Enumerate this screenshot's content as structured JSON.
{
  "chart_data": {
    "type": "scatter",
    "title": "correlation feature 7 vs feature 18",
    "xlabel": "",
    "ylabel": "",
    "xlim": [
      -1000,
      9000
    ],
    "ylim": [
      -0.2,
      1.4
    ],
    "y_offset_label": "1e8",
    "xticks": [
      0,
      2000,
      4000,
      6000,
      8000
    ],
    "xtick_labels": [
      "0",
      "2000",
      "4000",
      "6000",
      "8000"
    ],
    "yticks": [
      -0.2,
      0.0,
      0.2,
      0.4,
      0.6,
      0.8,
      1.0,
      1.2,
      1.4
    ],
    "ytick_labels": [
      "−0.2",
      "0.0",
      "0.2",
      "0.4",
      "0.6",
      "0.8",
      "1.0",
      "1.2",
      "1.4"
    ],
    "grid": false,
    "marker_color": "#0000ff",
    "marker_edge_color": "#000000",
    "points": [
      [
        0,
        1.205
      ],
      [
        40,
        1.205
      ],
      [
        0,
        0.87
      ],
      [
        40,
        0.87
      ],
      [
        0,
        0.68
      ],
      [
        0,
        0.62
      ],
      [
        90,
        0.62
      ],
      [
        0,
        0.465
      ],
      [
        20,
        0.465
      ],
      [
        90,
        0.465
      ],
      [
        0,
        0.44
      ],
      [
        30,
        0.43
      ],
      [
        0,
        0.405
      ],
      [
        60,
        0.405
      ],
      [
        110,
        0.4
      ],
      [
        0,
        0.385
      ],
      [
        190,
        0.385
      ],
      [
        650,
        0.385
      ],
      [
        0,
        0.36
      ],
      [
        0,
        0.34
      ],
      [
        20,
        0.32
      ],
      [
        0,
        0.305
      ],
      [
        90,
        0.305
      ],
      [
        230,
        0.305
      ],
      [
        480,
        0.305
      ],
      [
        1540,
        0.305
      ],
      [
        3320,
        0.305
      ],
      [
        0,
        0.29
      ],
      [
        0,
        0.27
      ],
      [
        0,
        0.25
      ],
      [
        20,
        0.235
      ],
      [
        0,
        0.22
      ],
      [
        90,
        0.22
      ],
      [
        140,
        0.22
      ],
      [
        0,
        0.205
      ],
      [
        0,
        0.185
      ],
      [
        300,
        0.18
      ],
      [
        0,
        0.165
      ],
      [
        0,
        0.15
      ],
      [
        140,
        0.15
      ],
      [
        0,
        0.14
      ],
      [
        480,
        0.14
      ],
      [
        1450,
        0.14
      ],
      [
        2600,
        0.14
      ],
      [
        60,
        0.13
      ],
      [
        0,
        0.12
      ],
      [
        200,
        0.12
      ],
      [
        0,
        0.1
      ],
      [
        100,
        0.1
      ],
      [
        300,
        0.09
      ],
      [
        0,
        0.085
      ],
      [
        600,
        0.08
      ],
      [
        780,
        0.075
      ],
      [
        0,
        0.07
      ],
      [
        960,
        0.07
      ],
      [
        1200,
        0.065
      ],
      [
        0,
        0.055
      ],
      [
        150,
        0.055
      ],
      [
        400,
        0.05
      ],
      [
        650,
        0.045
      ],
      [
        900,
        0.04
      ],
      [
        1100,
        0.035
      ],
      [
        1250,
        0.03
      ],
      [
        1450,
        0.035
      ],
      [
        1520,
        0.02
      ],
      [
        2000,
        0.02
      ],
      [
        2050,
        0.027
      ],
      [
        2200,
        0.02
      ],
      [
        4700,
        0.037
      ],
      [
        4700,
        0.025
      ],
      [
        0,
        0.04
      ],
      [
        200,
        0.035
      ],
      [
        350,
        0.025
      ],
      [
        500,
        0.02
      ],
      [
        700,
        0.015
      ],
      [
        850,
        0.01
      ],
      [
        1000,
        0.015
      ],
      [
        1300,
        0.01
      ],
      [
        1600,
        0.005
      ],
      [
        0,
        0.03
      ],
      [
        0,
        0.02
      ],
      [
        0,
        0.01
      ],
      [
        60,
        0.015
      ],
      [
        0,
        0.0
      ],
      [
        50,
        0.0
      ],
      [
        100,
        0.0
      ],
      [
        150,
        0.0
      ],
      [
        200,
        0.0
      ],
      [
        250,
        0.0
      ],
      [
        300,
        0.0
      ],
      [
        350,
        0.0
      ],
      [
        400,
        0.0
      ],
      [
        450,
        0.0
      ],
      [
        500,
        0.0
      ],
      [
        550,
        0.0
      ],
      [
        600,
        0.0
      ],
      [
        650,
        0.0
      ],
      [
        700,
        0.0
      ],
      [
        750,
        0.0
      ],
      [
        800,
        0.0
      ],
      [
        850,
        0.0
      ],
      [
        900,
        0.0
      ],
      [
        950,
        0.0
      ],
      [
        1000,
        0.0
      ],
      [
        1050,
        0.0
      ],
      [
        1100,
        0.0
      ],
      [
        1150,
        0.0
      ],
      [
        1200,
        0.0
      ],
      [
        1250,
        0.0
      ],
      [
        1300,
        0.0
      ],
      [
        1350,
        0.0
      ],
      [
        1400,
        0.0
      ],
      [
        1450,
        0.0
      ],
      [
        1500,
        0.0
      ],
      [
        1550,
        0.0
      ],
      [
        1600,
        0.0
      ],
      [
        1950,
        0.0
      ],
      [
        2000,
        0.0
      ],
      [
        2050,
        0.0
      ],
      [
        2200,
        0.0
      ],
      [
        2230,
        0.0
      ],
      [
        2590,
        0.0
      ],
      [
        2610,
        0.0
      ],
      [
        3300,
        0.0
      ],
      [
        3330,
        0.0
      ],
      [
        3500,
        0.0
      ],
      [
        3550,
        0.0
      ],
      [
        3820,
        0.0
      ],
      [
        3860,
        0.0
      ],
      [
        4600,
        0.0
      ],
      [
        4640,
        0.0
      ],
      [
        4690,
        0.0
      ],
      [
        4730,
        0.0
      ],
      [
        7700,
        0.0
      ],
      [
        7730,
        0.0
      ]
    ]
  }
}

========

(TASK DETAILS)
The listing above must be transcribed exactly, line by line.

(RESPONSE)
Enumerate this screenshot's content as structured JSON.
{
  "chart_data": {
    "type": "scatter",
    "title": "correlation feature 7 vs feature 18",
    "xlabel": "",
    "ylabel": "",
    "xlim": [
      -1000,
      9000
    ],
    "ylim": [
      -0.2,
      1.4
    ],
    "y_offset_label": "1e8",
    "xticks": [
      0,
      2000,
      4000,
      6000,
      8000
    ],
    "xtick_labels": [
      "0",
      "2000",
      "4000",
      "6000",
      "8000"
    ],
    "yticks": [
      -0.2,
      0.0,
      0.2,
      0.4,
      0.6,
      0.8,
      1.0,
      1.2,
      1.4
    ],
    "ytick_labels": [
      "−0.2",
      "0.0",
      "0.2",
      "0.4",
      "0.6",
      "0.8",
      "1.0",
      "1.2",
      "1.4"
    ],
    "grid": false,
    "marker_color": "#0000ff",
    "marker_edge_color": "#000000",
    "points": [
      [
        0,
        1.205
      ],
      [
        40,
        1.205
      ],
      [
        0,
        0.87
      ],
      [
        40,
        0.87
      ],
      [
        0,
        0.68
      ],
      [
        0,
        0.62
      ],
      [
        90,
        0.62
      ],
      [
        0,
        0.465
      ],
      [
        20,
        0.465
      ],
      [
        90,
        0.465
      ],
      [
        0,
        0.44
      ],
      [
        30,
        0.43
      ],
      [
        0,
        0.405
      ],
      [
        60,
        0.405
      ],
      [
        110,
        0.4
      ],
      [
        0,
        0.385
      ],
      [
        190,
        0.385
      ],
      [
        650,
        0.385
      ],
      [
        0,
        0.36
      ],
      [
        0,
        0.34
      ],
      [
        20,
        0.32
      ],
      [
        0,
        0.305
      ],
      [
        90,
        0.305
      ],
      [
        230,
        0.305
      ],
      [
        480,
        0.305
      ],
      [
        1540,
        0.305
      ],
      [
        3320,
        0.305
      ],
      [
        0,
        0.29
      ],
      [
        0,
        0.27
      ],
      [
        0,
        0.25
      ],
      [
        20,
        0.235
      ],
      [
        0,
        0.22
      ],
      [
        90,
        0.22
      ],
      [
        140,
        0.22
      ],
      [
        0,
        0.205
      ],
      [
        0,
        0.185
      ],
      [
        300,
        0.18
      ],
      [
        0,
        0.165
      ],
      [
        0,
        0.15
      ],
      [
        140,
        0.15
      ],
      [
        0,
        0.14
      ],
      [
        480,
        0.14
      ],
      [
        1450,
        0.14
      ],
      [
        2600,
        0.14
      ],
      [
        60,
        0.13
      ],
      [
        0,
        0.12
      ],
      [
        200,
        0.12
      ],
      [
        0,
        0.1
      ],
      [
        100,
        0.1
      ],
      [
        300,
        0.09
      ],
      [
        0,
        0.085
      ],
      [
        600,
        0.08
      ],
      [
        780,
        0.075
      ],
      [
        0,
        0.07
      ],
      [
        960,
        0.07
      ],
      [
        1200,
        0.065
      ],
      [
        0,
        0.055
      ],
      [
        150,
        0.055
      ],
      [
        400,
        0.05
      ],
      [
        650,
        0.045
      ],
      [
        900,
        0.04
      ],
      [
        1100,
        0.035
      ],
      [
        1250,
        0.03
      ],
      [
        1450,
        0.035
      ],
      [
        1520,
        0.02
      ],
      [
        2000,
        0.02
      ],
      [
        2050,
        0.027
      ],
      [
        2200,
        0.02
      ],
      [
        4700,
        0.037
      ],
      [
        4700,
        0.025
      ],
      [
        0,
        0.04
      ],
      [
        200,
        0.035
      ],
      [
        350,
        0.025
      ],
      [
        500,
        0.02
      ],
      [
        700,
        0.015
      ],
      [
        850,
        0.01
      ],
      [
        1000,
        0.015
      ],
      [
        1300,
        0.01
      ],
      [
        1600,
        0.005
      ],
      [
        0,
        0.03
      ],
      [
        0,
        0.02
      ],
      [
        0,
        0.01
      ],
      [
        60,
        0.015
      ],
      [
        0,
        0.0
      ],
      [
        50,
        0.0
      ],
      [
        100,
        0.0
      ],
      [
        150,
        0.0
      ],
      [
        200,
        0.0
      ],
      [
        250,
        0.0
      ],
      [
        300,
        0.0
      ],
      [
        350,
        0.0
      ],
      [
        400,
        0.0
      ],
      [
        450,
        0.0
      ],
      [
        500,
        0.0
      ],
      [
        550,
        0.0
      ],
      [
        600,
        0.0
      ],
      [
        650,
        0.0
      ],
      [
        700,
        0.0
      ],
      [
        750,
        0.0
      ],
      [
        800,
        0.0
      ],
      [
        850,
        0.0
      ],
      [
        900,
        0.0
      ],
      [
        950,
        0.0
      ],
      [
        1000,
        0.0
      ],
      [
        1050,
        0.0
      ],
      [
        1100,
        0.0
      ],
      [
        1150,
        0.0
      ],
      [
        1200,
        0.0
      ],
      [
        1250,
        0.0
      ],
      [
        1300,
        0.0
      ],
      [
        1350,
        0.0
      ],
      [
        1400,
        0.0
      ],
      [
        1450,
        0.0
      ],
      [
        1500,
        0.0
      ],
      [
        1550,
        0.0
      ],
      [
        1600,
        0.0
      ],
      [
        1950,
        0.0
      ],
      [
        2000,
        0.0
      ],
      [
        2050,
        0.0
      ],
      [
        2200,
        0.0
      ],
      [
        2230,
        0.0
      ],
      [
        2590,
        0.0
      ],
      [
        2610,
        0.0
      ],
      [
        3300,
        0.0
      ],
      [
        3330,
        0.0
      ],
      [
        3500,
        0.0
      ],
      [
        3550,
        0.0
      ],
      [
        3820,
        0.0
      ],
      [
        3860,
        0.0
      ],
      [
        4600,
        0.0
      ],
      [
        4640,
        0.0
      ],
      [
        4690,
        0.0
      ],
      [
        4730,
        0.0
      ],
      [
        7700,
        0.0
      ],
      [
        7730,
        0.0
      ]
    ]
  }
}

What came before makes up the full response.